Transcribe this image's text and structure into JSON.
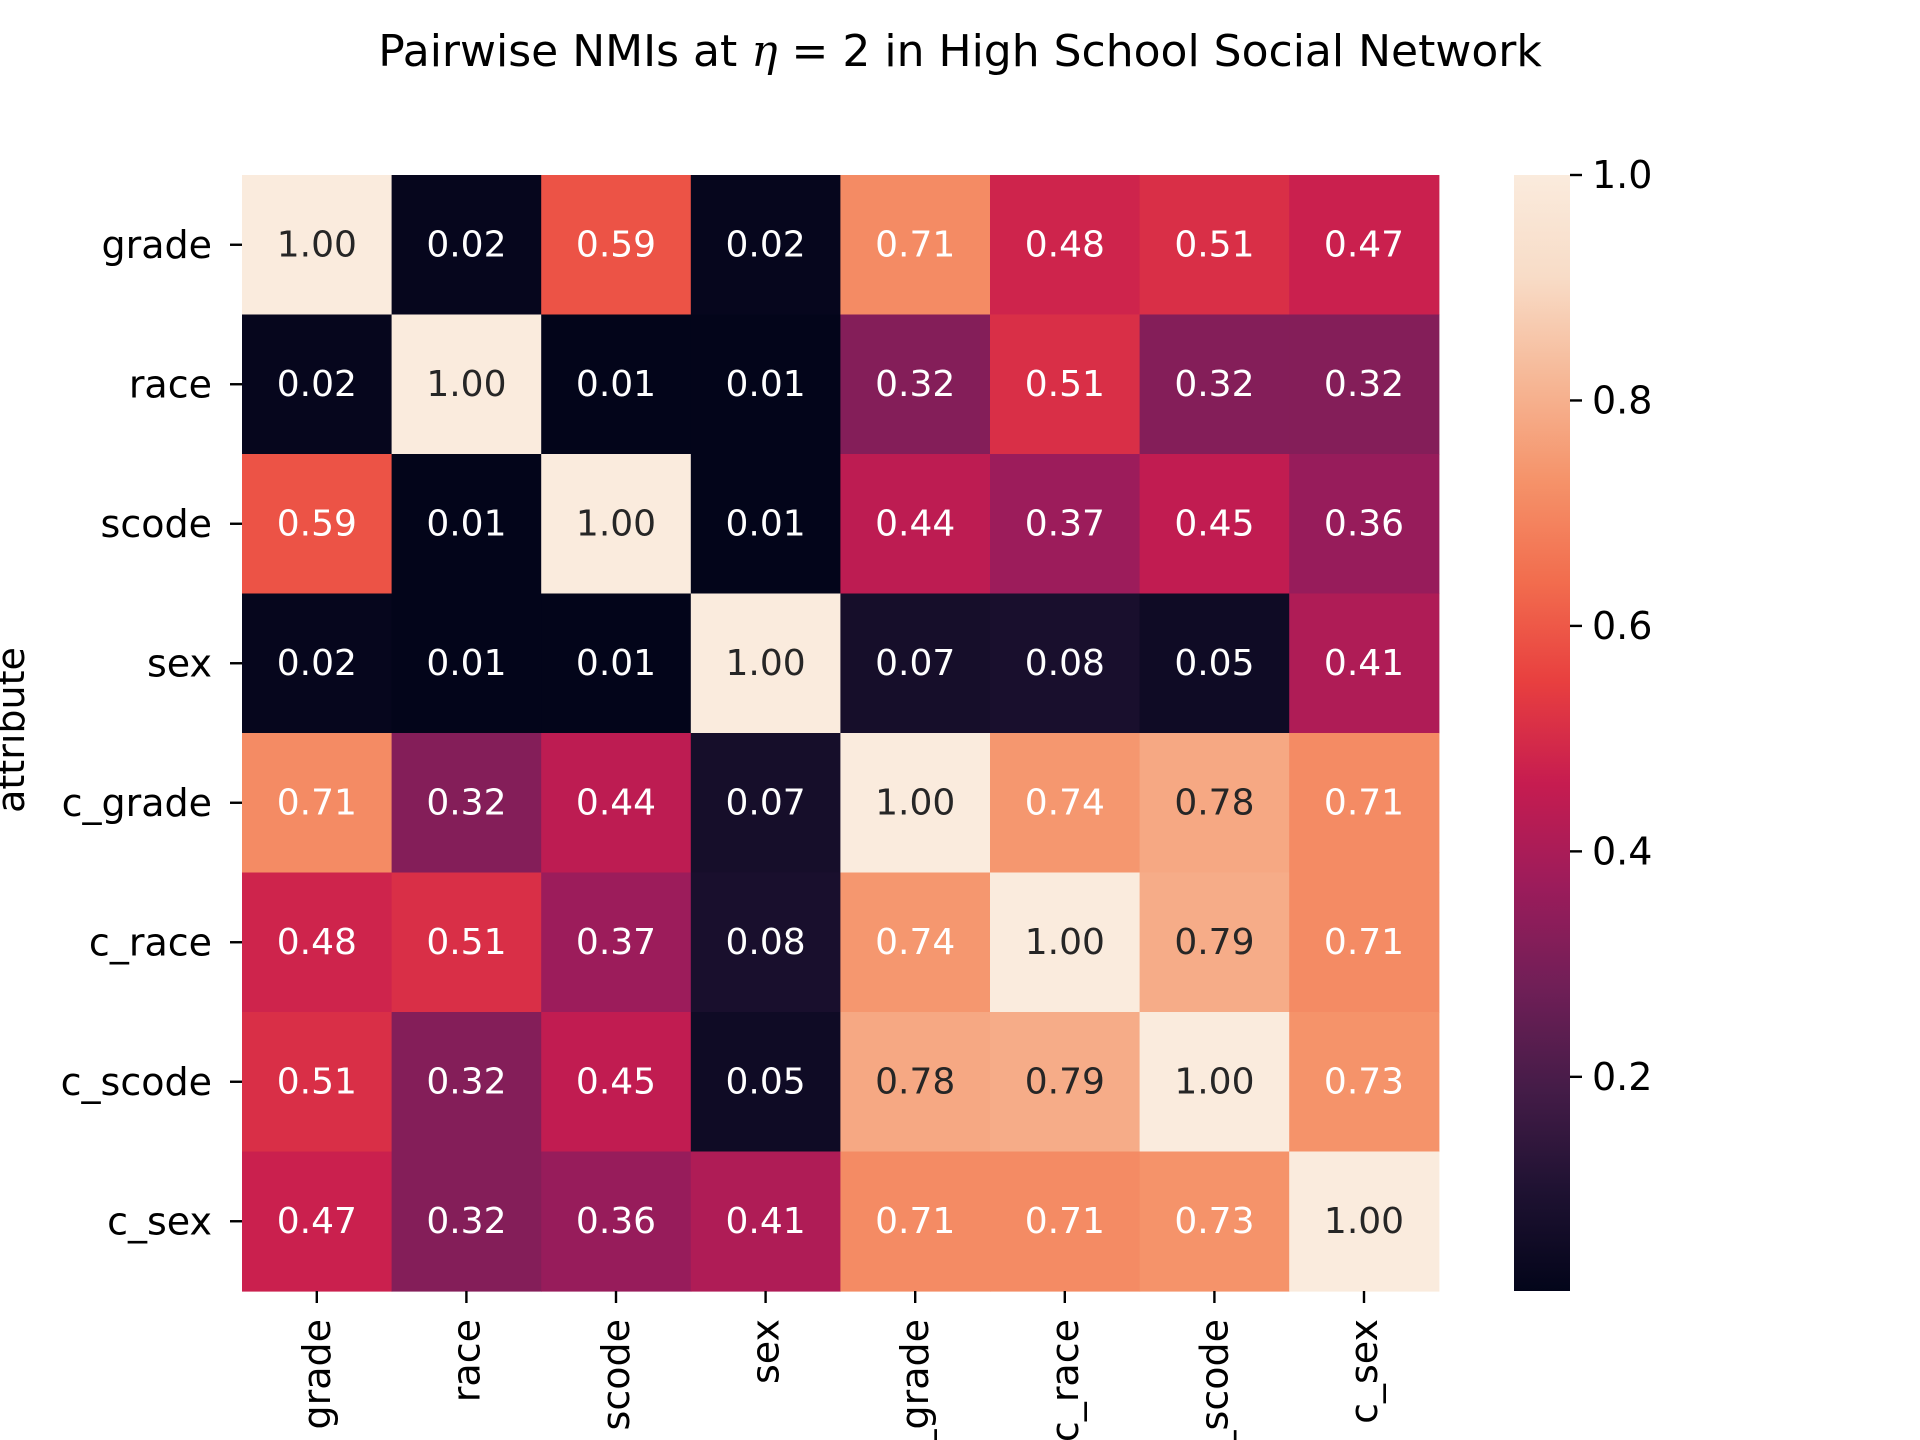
{
  "chart_data": {
    "type": "heatmap",
    "title_prefix": "Pairwise NMIs at ",
    "title_symbol": "η",
    "title_suffix": " = 2 in High School Social Network",
    "ylabel": "attribute",
    "xlabel": "",
    "row_labels": [
      "grade",
      "race",
      "scode",
      "sex",
      "c_grade",
      "c_race",
      "c_scode",
      "c_sex"
    ],
    "col_labels": [
      "grade",
      "race",
      "scode",
      "sex",
      "c_grade",
      "c_race",
      "c_scode",
      "c_sex"
    ],
    "values": [
      [
        1.0,
        0.02,
        0.59,
        0.02,
        0.71,
        0.48,
        0.51,
        0.47
      ],
      [
        0.02,
        1.0,
        0.01,
        0.01,
        0.32,
        0.51,
        0.32,
        0.32
      ],
      [
        0.59,
        0.01,
        1.0,
        0.01,
        0.44,
        0.37,
        0.45,
        0.36
      ],
      [
        0.02,
        0.01,
        0.01,
        1.0,
        0.07,
        0.08,
        0.05,
        0.41
      ],
      [
        0.71,
        0.32,
        0.44,
        0.07,
        1.0,
        0.74,
        0.78,
        0.71
      ],
      [
        0.48,
        0.51,
        0.37,
        0.08,
        0.74,
        1.0,
        0.79,
        0.71
      ],
      [
        0.51,
        0.32,
        0.45,
        0.05,
        0.78,
        0.79,
        1.0,
        0.73
      ],
      [
        0.47,
        0.32,
        0.36,
        0.41,
        0.71,
        0.71,
        0.73,
        1.0
      ]
    ],
    "value_format": "2 decimals",
    "colormap": "rocket",
    "colorbar": {
      "min": 0.01,
      "max": 1.0,
      "ticks": [
        0.2,
        0.4,
        0.6,
        0.8,
        1.0
      ],
      "tick_labels": [
        "0.2",
        "0.4",
        "0.6",
        "0.8",
        "1.0"
      ],
      "placement": "right"
    },
    "colormap_stops": [
      "#03051a",
      "#1f1232",
      "#451c48",
      "#701f57",
      "#9c1c5b",
      "#c61c50",
      "#e83f3f",
      "#f26d4e",
      "#f5936a",
      "#f6b897",
      "#f8dcc7",
      "#faebdd"
    ]
  }
}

____

> _EXERCISE REQUIREMENTS_
A faithful copy of the records above is needed, with the pictures left out.

> _WRITTEN SOLUTION_
Transcribe this image's text and structure into JSON.
{
  "chart_data": {
    "type": "heatmap",
    "title_prefix": "Pairwise NMIs at ",
    "title_symbol": "η",
    "title_suffix": " = 2 in High School Social Network",
    "ylabel": "attribute",
    "xlabel": "",
    "row_labels": [
      "grade",
      "race",
      "scode",
      "sex",
      "c_grade",
      "c_race",
      "c_scode",
      "c_sex"
    ],
    "col_labels": [
      "grade",
      "race",
      "scode",
      "sex",
      "c_grade",
      "c_race",
      "c_scode",
      "c_sex"
    ],
    "values": [
      [
        1.0,
        0.02,
        0.59,
        0.02,
        0.71,
        0.48,
        0.51,
        0.47
      ],
      [
        0.02,
        1.0,
        0.01,
        0.01,
        0.32,
        0.51,
        0.32,
        0.32
      ],
      [
        0.59,
        0.01,
        1.0,
        0.01,
        0.44,
        0.37,
        0.45,
        0.36
      ],
      [
        0.02,
        0.01,
        0.01,
        1.0,
        0.07,
        0.08,
        0.05,
        0.41
      ],
      [
        0.71,
        0.32,
        0.44,
        0.07,
        1.0,
        0.74,
        0.78,
        0.71
      ],
      [
        0.48,
        0.51,
        0.37,
        0.08,
        0.74,
        1.0,
        0.79,
        0.71
      ],
      [
        0.51,
        0.32,
        0.45,
        0.05,
        0.78,
        0.79,
        1.0,
        0.73
      ],
      [
        0.47,
        0.32,
        0.36,
        0.41,
        0.71,
        0.71,
        0.73,
        1.0
      ]
    ],
    "value_format": "2 decimals",
    "colormap": "rocket",
    "colorbar": {
      "min": 0.01,
      "max": 1.0,
      "ticks": [
        0.2,
        0.4,
        0.6,
        0.8,
        1.0
      ],
      "tick_labels": [
        "0.2",
        "0.4",
        "0.6",
        "0.8",
        "1.0"
      ],
      "placement": "right"
    },
    "colormap_stops": [
      "#03051a",
      "#1f1232",
      "#451c48",
      "#701f57",
      "#9c1c5b",
      "#c61c50",
      "#e83f3f",
      "#f26d4e",
      "#f5936a",
      "#f6b897",
      "#f8dcc7",
      "#faebdd"
    ]
  }
}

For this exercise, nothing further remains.